§ **Exercise details**: According to the passage below on atom–field coupling regimes, how do classical theory and quantum electrodynamics compare in the weak coupling regime?

§ **Supplied passage**:
Prior to discussing the modification of the spontaneous relaxation rate near nano-objects, we note that, in the theory of interaction of an atom and field, there are two clearly defined regimes: strong and weak coupling. The difference between the regimes is determined by the atom–field coupling constant

$$\varkappa =d\sqrt{\frac{\hslash {\omega }_0}{2{\epsilon }_0{\epsilon }_{r}V}},$$

(7)

where ${\omega }_0$ is the frequency of the atomic transition, d is its dipole matrix element, ${\epsilon }_0$ is the dielectric permittivity of a vacuum, ${\epsilon }_r$ is the relative dielectric permittivity, V is the cavity volume. The condition $\varkappa \ll \gamma$ defines the weak coupling regime, while the strong coupling regime corresponds to the condition $\varkappa \gg \gamma$, where $\gamma$ is the photon relaxation rate in the cavity.

In the weak coupling regime, classical theory and calculations within the framework of quantum electrodynamics (QED) yield the same result for the modification of the rate of spontaneous radiative relaxation. In the strong coupling regime, the spontaneous decay of atoms, as was shown in [66,67,68,69], is also well described within the classical approach. In this case, in terms of the classical theory, the modification of the spontaneous relaxation is determined by the scattering of atomic fields by the environment, while, in the framework of QED, the relaxation is partially caused by fluctuations of the vacuum field, which, in turn, is a function of the environment.

(Rows from a layout dataset)

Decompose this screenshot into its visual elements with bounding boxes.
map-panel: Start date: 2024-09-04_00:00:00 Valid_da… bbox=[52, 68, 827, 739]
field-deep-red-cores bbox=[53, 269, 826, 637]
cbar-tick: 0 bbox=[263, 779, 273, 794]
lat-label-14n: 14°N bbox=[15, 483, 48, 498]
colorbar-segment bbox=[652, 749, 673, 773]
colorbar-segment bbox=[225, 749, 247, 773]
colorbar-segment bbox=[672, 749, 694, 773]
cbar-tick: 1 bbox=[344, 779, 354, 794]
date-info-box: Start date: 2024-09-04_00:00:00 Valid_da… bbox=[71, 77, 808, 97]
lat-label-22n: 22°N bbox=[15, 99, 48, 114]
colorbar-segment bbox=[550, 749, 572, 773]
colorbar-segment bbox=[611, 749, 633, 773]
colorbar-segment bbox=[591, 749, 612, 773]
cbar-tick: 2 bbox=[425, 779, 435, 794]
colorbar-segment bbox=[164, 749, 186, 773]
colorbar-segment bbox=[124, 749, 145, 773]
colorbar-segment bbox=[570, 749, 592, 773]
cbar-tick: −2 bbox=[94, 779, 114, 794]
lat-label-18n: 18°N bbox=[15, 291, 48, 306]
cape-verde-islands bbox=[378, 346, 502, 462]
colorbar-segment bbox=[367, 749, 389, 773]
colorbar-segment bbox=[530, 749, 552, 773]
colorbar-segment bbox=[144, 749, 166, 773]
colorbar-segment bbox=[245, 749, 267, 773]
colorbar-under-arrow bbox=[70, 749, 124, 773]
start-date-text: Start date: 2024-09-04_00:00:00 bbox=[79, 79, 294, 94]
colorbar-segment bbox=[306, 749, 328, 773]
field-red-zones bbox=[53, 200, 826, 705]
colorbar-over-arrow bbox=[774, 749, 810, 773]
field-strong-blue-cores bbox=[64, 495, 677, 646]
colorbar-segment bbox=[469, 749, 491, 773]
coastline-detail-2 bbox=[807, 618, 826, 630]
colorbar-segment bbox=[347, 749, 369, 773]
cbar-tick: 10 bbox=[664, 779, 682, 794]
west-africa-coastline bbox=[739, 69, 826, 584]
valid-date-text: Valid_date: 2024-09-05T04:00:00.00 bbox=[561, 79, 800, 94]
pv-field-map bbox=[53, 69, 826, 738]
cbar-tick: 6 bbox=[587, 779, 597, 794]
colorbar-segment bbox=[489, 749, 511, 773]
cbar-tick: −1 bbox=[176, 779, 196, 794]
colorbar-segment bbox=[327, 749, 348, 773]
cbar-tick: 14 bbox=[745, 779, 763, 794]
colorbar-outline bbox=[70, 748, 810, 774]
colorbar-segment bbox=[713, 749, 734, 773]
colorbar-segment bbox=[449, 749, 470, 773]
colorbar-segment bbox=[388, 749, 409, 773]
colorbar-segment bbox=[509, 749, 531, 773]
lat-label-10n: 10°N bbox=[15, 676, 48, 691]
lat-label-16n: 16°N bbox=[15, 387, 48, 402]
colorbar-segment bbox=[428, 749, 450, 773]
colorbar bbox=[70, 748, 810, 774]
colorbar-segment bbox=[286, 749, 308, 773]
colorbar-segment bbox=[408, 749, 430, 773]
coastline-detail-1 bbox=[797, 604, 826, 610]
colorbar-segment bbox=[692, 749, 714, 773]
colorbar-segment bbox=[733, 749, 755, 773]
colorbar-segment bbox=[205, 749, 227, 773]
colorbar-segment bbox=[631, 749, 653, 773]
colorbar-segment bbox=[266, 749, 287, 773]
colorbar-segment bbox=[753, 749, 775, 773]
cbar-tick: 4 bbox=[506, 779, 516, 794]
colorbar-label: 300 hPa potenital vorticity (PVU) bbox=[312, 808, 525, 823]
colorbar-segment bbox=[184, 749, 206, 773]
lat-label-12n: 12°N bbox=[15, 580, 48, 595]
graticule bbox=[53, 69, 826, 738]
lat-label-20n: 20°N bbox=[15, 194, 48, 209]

§ **Output**: They yield the same result for the modification of the rate of spontaneous radiative relaxation.